Required work.
Write out each record below exactly as it appears, with no pictures.

---------- Records supplied

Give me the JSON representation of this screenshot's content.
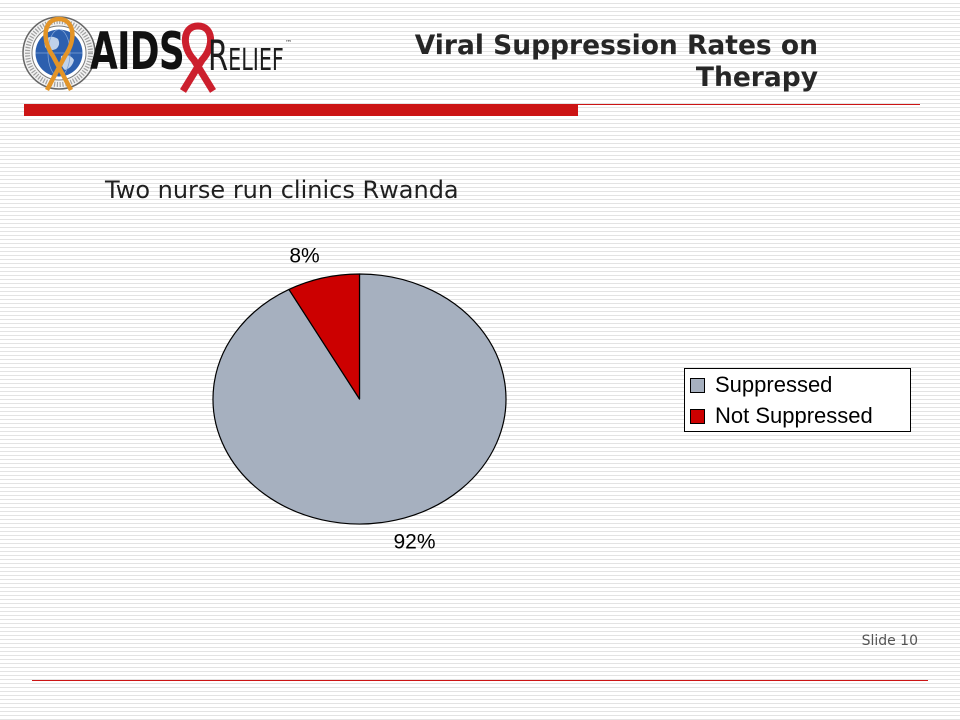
{
  "logo": {
    "wordmark_left": "AIDS",
    "wordmark_right": "RELIEF",
    "trademark": "™",
    "icons": [
      "globe-seal-icon",
      "red-ribbon-icon"
    ],
    "ribbon_color": "#CC1F2D",
    "seal_ribbon_color": "#E39427",
    "globe_color": "#2C5FAE"
  },
  "slide": {
    "title": "Viral Suppression Rates on Therapy",
    "subtitle": "Two nurse run clinics Rwanda",
    "footer_label": "Slide 10",
    "accent_color": "#CC1414"
  },
  "chart_data": {
    "type": "pie",
    "categories": [
      "Suppressed",
      "Not Suppressed"
    ],
    "values": [
      92,
      8
    ],
    "data_labels": [
      "92%",
      "8%"
    ],
    "colors": [
      "#A6B0BF",
      "#CC0000"
    ],
    "legend": "right"
  }
}
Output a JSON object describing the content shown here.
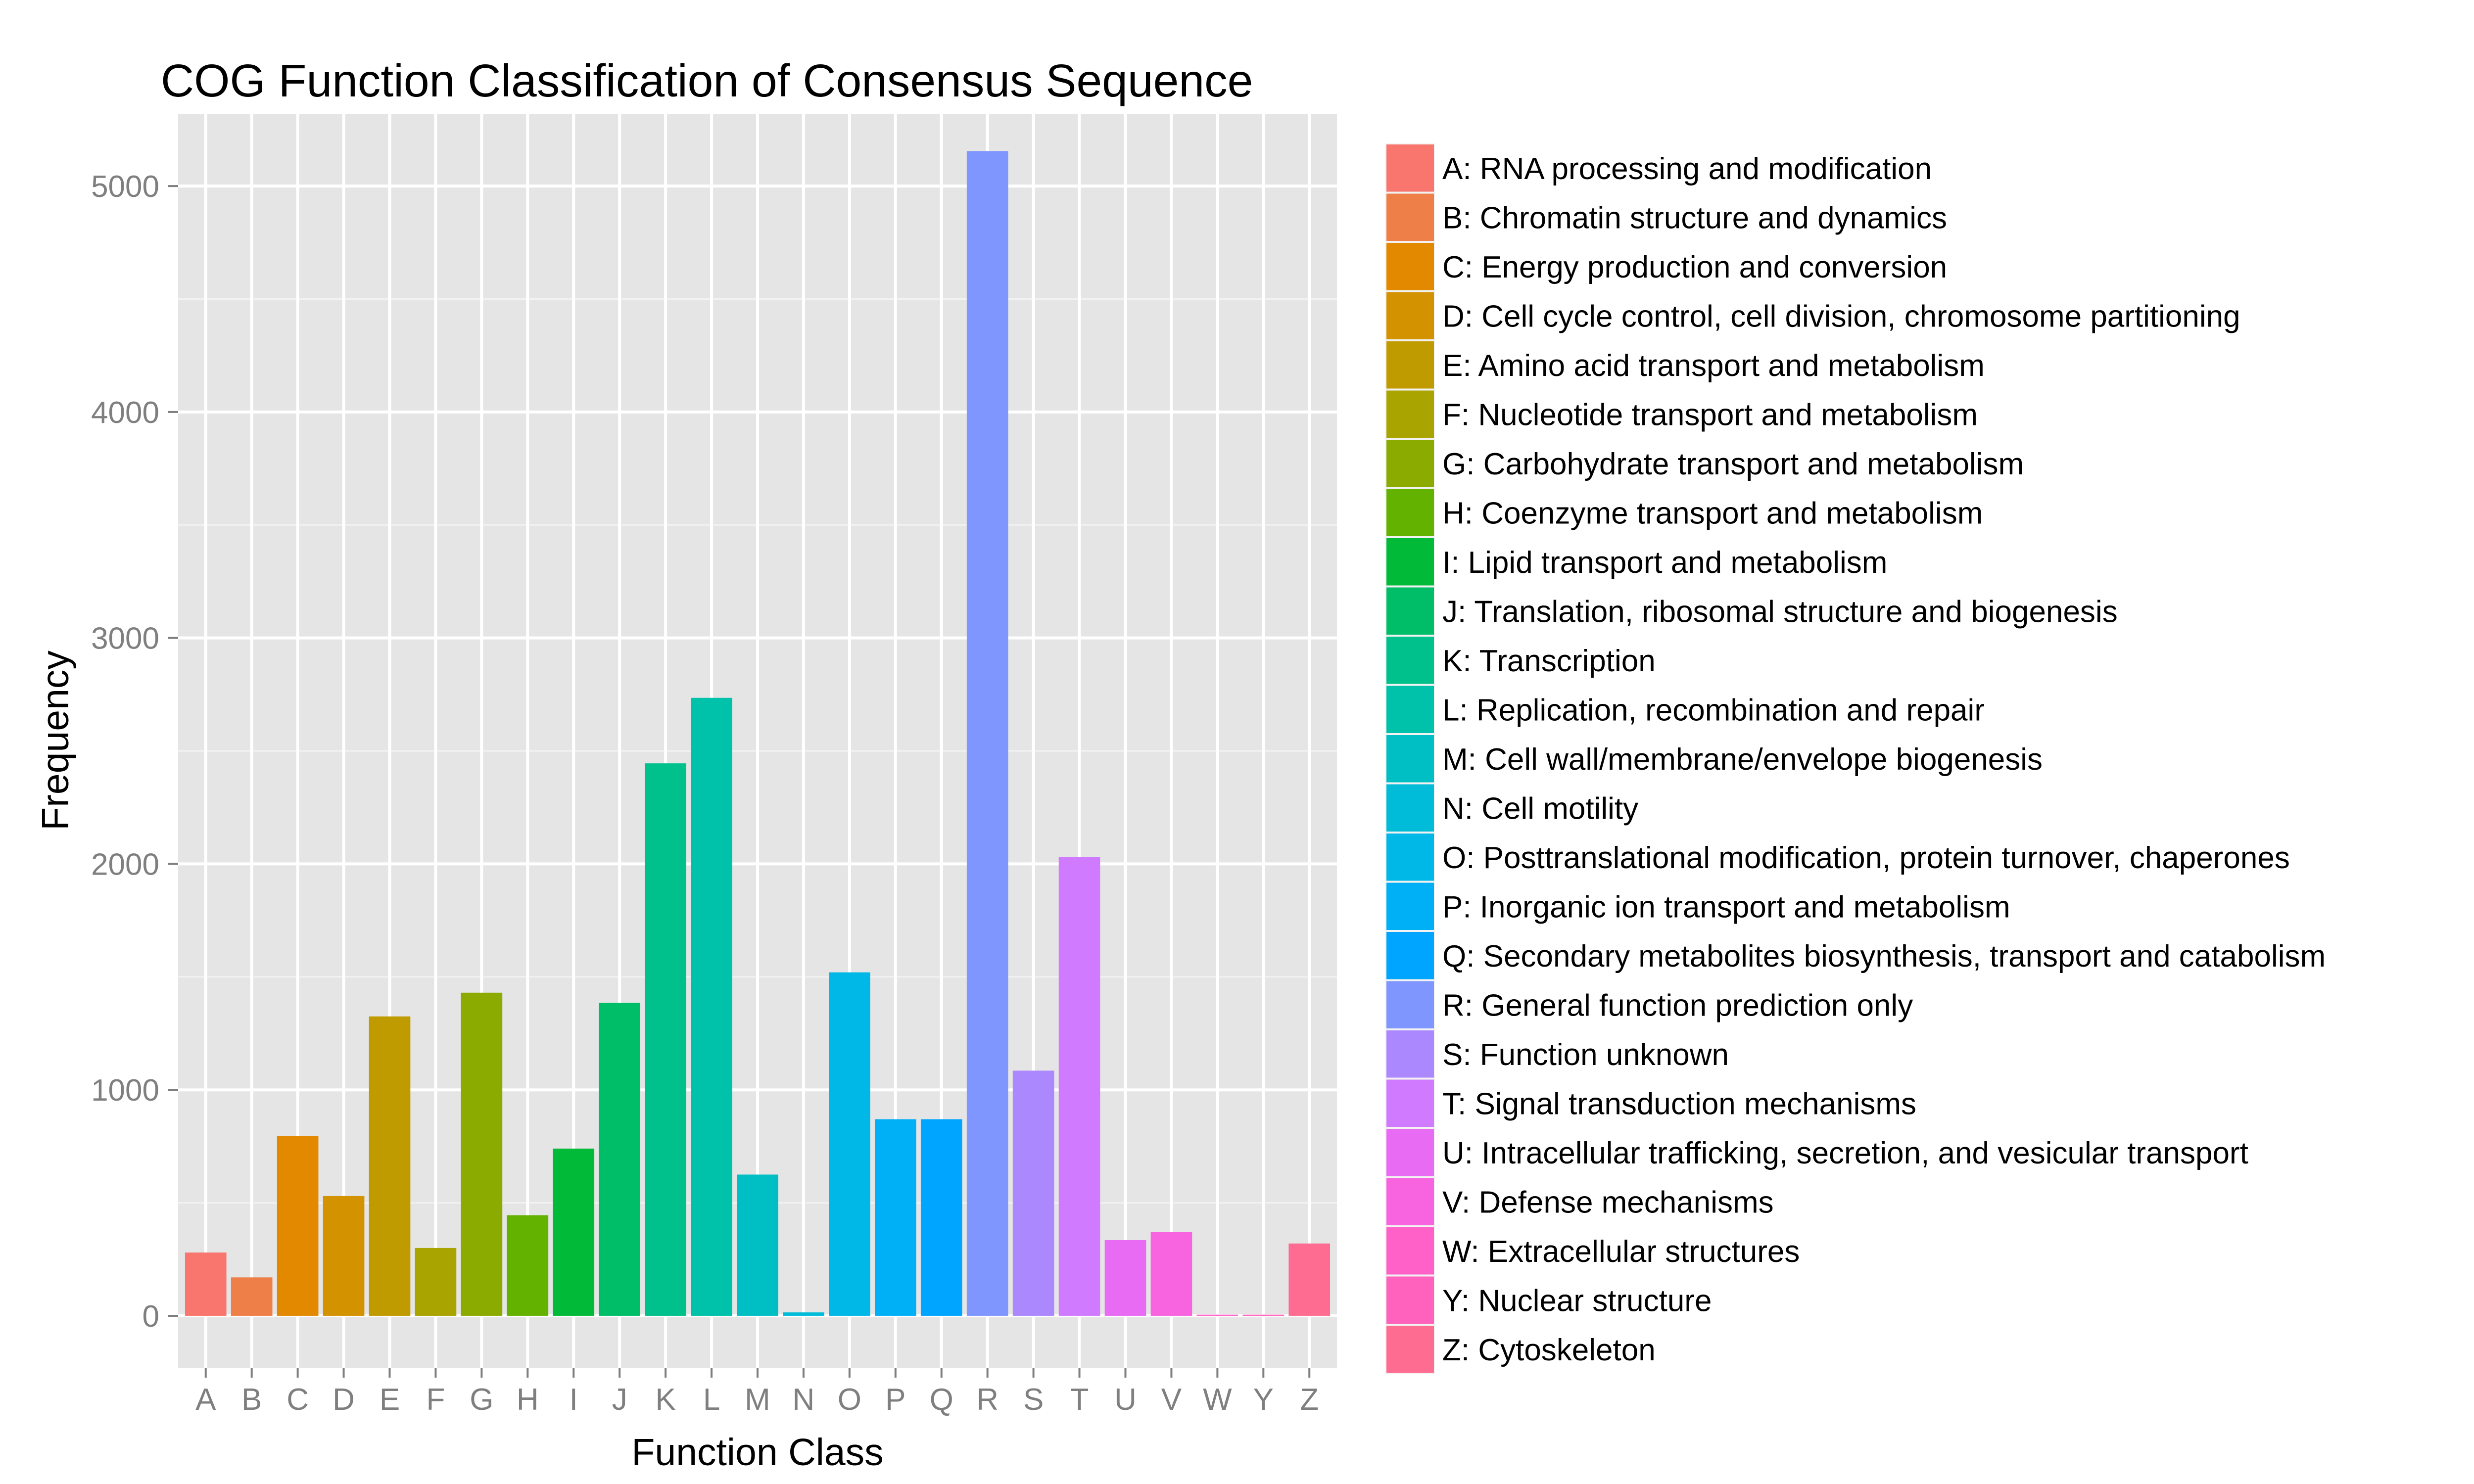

--------------------

Result of the task.
Give me the JSON representation of this screenshot's content.
{
  "logo": {
    "wordmark_left": "AIDS",
    "wordmark_right": "RELIEF",
    "trademark": "™",
    "icons": [
      "globe-seal-icon",
      "red-ribbon-icon"
    ],
    "ribbon_color": "#CC1F2D",
    "seal_ribbon_color": "#E39427",
    "globe_color": "#2C5FAE"
  },
  "slide": {
    "title": "Viral Suppression Rates on Therapy",
    "subtitle": "Two nurse run clinics Rwanda",
    "footer_label": "Slide 10",
    "accent_color": "#CC1414"
  },
  "chart_data": {
    "type": "pie",
    "categories": [
      "Suppressed",
      "Not Suppressed"
    ],
    "values": [
      92,
      8
    ],
    "data_labels": [
      "92%",
      "8%"
    ],
    "colors": [
      "#A6B0BF",
      "#CC0000"
    ],
    "legend": "right"
  }
}
Output a JSON object describing the content shown here.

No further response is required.